▶ **Task goal**:
Write out the items from the start of the records through the line containing "- significance: **: [314, 145, 325, 160]", substituting "category-cell" for "category-row-cell" and leaving everything else unchanged.

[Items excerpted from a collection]
================================

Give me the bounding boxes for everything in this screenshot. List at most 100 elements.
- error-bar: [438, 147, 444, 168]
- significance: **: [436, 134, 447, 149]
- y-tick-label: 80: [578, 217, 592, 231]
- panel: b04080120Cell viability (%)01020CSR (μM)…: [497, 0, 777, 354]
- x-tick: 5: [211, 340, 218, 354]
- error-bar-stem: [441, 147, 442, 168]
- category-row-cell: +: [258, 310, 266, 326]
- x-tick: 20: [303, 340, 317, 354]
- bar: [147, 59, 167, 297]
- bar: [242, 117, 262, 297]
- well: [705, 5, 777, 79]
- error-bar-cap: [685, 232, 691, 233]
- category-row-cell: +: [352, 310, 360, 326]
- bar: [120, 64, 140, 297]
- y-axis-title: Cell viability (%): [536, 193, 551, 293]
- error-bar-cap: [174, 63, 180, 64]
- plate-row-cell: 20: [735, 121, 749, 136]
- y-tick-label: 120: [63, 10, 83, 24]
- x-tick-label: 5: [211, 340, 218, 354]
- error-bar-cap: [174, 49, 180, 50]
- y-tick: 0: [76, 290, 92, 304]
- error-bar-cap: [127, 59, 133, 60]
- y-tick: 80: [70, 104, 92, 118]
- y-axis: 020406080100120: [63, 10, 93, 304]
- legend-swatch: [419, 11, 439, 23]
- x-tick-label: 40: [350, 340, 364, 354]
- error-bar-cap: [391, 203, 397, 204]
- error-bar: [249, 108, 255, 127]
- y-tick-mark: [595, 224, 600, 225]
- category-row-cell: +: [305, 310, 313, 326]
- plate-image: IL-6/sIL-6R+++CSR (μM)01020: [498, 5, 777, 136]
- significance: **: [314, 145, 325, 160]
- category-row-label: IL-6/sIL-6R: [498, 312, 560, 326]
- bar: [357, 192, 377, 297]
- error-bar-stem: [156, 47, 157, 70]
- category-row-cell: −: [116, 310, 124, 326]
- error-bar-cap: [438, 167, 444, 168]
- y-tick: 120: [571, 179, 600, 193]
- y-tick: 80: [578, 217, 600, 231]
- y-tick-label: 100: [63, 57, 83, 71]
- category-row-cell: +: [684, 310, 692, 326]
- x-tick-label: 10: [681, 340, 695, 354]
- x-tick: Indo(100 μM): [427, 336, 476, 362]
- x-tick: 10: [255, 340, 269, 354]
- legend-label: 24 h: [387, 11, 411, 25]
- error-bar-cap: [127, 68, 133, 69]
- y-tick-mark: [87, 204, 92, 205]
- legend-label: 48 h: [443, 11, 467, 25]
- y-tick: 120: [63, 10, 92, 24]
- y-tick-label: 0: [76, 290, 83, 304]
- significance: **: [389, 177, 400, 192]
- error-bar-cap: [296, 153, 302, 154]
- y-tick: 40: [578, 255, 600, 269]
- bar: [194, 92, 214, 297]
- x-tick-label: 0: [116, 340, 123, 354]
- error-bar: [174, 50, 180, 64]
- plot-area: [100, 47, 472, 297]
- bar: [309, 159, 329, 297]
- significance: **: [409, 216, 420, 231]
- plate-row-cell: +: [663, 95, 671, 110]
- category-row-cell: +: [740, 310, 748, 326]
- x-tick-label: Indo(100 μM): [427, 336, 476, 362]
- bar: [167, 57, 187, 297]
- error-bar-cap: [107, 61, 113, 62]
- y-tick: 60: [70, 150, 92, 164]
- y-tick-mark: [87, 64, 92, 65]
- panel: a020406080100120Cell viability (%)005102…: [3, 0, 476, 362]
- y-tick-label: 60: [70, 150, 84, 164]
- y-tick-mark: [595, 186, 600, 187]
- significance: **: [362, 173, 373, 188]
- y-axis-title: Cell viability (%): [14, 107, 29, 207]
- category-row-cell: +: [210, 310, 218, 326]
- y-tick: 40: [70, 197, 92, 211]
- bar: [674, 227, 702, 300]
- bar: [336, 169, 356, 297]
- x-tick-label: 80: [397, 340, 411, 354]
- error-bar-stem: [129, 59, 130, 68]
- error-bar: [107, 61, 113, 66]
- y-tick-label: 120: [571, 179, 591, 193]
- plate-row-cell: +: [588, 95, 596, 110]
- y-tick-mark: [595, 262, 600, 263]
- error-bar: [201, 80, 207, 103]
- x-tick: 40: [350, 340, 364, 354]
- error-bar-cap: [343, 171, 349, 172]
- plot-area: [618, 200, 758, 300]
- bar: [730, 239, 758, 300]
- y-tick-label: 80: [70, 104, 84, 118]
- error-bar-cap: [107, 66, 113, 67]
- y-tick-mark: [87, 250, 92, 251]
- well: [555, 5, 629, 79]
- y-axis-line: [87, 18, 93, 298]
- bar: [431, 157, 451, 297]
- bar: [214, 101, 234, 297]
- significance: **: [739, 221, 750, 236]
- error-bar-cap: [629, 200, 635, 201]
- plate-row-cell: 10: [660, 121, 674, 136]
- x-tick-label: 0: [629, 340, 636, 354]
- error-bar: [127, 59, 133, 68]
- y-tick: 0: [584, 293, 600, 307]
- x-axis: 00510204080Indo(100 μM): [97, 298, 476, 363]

================================

▶ **Exercise output**:
Give me the bounding boxes for everything in this screenshot. List at most 100 elements.
- error-bar: [438, 147, 444, 168]
- significance: **: [436, 134, 447, 149]
- y-tick-label: 80: [578, 217, 592, 231]
- panel: b04080120Cell viability (%)01020CSR (μM)…: [497, 0, 777, 354]
- x-tick: 5: [211, 340, 218, 354]
- error-bar-stem: [441, 147, 442, 168]
- category-cell: +: [258, 310, 266, 326]
- x-tick: 20: [303, 340, 317, 354]
- bar: [147, 59, 167, 297]
- bar: [242, 117, 262, 297]
- well: [705, 5, 777, 79]
- error-bar-cap: [685, 232, 691, 233]
- category-cell: +: [352, 310, 360, 326]
- bar: [120, 64, 140, 297]
- y-axis-title: Cell viability (%): [536, 193, 551, 293]
- error-bar-cap: [174, 63, 180, 64]
- plate-row-cell: 20: [735, 121, 749, 136]
- y-tick-label: 120: [63, 10, 83, 24]
- x-tick-label: 5: [211, 340, 218, 354]
- error-bar-cap: [174, 49, 180, 50]
- y-tick: 0: [76, 290, 92, 304]
- error-bar-cap: [127, 59, 133, 60]
- y-tick: 80: [70, 104, 92, 118]
- y-axis: 020406080100120: [63, 10, 93, 304]
- legend-swatch: [419, 11, 439, 23]
- x-tick-label: 40: [350, 340, 364, 354]
- error-bar-cap: [391, 203, 397, 204]
- error-bar: [249, 108, 255, 127]
- y-tick-mark: [595, 224, 600, 225]
- category-cell: +: [305, 310, 313, 326]
- plate-image: IL-6/sIL-6R+++CSR (μM)01020: [498, 5, 777, 136]
- significance: **: [314, 145, 325, 160]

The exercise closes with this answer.